## GOAL:
Take every line where the string "Самарской" appears and copy it.
Start
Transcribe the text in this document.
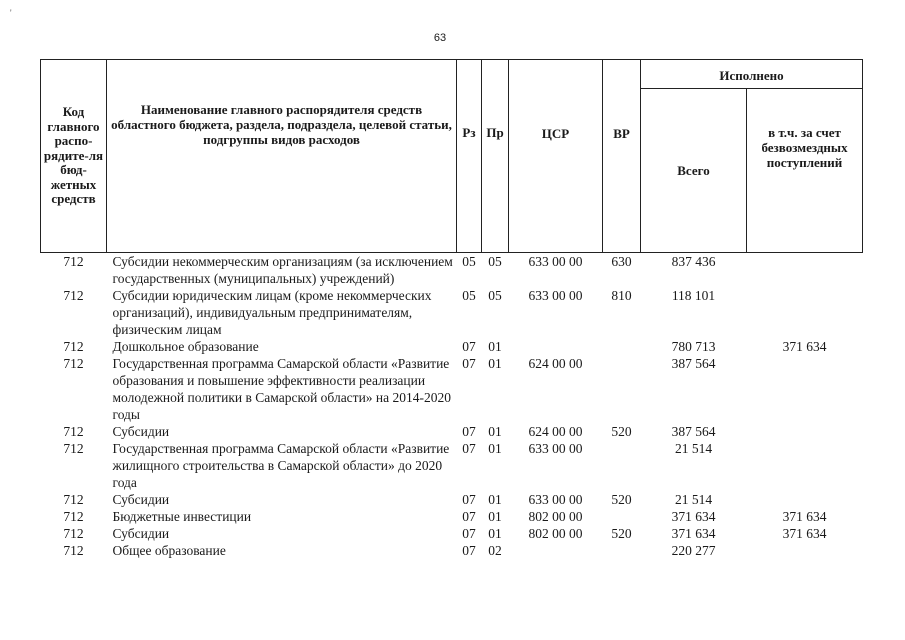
'
63
Код главного распо-рядите-ля бюд-жетных средств	Наименование главного распорядителя средств областного бюджета, раздела, подраздела, целевой статьи, подгруппы видов расходов	Рз	Пр	ЦСР	ВР	Исполнено	
						Всего	в т.ч. за счет безвозмездных поступлений
712	Субсидии некоммерческим организациям (за исключением государственных (муниципальных) учреждений)	05	05	633 00 00	630	837 436	
712	Субсидии юридическим лицам (кроме некоммерческих организаций), индивидуальным предпринимателям, физическим лицам	05	05	633 00 00	810	118 101	
712	Дошкольное образование	07	01			780 713	371 634
712	Государственная программа Самарской области «Развитие образования и повышение эффективности реализации молодежной политики в Самарской области» на 2014-2020 годы	07	01	624 00 00		387 564	
712	Субсидии	07	01	624 00 00	520	387 564	
712	Государственная программа Самарской области «Развитие жилищного строительства в Самарской области» до 2020 года	07	01	633 00 00		21 514	
712	Субсидии	07	01	633 00 00	520	21 514	
712	Бюджетные инвестиции	07	01	802 00 00		371 634	371 634
712	Субсидии	07	01	802 00 00	520	371 634	371 634
712	Общее образование	07	02			220 277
End
## SOLUTION FOR THIS EXERCISE:
712	Государственная программа Самарской области «Развитие образования и повышение эффективности реализации молодежной политики в Самарской области» на 2014-2020 годы	07	01	624 00 00		387 564	
712	Государственная программа Самарской области «Развитие жилищного строительства в Самарской области» до 2020 года	07	01	633 00 00		21 514	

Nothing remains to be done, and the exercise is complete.